## Data to use
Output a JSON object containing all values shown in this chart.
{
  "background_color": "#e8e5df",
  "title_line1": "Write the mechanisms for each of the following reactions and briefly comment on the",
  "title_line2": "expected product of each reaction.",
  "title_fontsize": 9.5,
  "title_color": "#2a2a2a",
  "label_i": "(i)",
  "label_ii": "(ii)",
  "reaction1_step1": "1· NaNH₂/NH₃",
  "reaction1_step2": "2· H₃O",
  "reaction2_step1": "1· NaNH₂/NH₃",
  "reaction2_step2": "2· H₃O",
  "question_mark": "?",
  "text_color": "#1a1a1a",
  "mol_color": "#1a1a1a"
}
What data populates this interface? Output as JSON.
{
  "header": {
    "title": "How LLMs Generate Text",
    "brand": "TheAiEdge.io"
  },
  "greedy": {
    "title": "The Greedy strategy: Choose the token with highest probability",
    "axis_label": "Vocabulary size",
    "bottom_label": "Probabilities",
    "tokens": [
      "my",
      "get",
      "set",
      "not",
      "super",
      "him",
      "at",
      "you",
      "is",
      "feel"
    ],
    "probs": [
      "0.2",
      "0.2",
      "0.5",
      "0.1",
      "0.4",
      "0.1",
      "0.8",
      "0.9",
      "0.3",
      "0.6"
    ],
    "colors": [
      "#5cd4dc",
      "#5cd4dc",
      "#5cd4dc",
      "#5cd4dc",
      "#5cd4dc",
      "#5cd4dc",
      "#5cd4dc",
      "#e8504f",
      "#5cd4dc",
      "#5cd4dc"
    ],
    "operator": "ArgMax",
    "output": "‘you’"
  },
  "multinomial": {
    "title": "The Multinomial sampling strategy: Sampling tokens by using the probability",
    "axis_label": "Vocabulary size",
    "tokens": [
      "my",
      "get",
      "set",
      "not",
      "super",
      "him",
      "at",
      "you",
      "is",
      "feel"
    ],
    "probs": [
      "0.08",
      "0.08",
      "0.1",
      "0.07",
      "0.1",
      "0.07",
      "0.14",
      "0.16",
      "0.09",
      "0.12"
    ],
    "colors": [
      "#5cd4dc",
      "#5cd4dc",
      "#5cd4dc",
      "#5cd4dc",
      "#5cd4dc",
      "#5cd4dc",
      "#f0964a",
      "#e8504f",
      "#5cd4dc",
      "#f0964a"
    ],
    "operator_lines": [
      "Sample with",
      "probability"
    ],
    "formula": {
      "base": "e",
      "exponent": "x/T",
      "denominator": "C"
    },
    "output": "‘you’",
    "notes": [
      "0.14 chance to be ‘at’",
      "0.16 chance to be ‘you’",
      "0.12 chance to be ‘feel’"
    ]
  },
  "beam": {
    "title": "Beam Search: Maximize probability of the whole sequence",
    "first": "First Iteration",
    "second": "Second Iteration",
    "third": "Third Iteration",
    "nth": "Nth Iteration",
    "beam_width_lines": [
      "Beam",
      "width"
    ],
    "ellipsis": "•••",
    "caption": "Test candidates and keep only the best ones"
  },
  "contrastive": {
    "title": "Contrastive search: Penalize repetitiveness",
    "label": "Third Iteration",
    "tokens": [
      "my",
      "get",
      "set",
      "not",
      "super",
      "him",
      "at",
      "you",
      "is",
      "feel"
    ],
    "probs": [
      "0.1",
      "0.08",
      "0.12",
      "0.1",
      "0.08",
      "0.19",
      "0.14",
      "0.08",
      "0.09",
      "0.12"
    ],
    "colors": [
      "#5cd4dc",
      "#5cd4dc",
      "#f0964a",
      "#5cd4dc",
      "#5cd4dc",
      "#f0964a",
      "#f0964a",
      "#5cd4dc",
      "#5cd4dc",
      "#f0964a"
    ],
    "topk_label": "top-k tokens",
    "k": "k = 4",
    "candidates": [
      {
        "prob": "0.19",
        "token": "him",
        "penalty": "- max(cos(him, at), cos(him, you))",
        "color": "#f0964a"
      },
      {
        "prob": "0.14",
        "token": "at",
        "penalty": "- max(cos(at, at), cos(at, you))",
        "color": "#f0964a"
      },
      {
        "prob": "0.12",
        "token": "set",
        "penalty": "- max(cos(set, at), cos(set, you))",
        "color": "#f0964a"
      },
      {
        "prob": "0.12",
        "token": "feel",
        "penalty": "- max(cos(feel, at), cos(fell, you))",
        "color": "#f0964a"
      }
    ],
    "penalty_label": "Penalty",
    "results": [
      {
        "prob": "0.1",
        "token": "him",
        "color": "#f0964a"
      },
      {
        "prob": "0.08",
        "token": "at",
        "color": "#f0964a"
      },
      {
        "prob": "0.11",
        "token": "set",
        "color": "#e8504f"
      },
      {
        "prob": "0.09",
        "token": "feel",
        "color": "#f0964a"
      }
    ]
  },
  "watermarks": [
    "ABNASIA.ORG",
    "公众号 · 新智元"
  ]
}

## Task description
Above are the records; copy every line in them that holds the word "each".

## Exercise output
  "title_line1": "Write the mechanisms for each of the following reactions and briefly comment on the",
  "title_line2": "expected product of each reaction.",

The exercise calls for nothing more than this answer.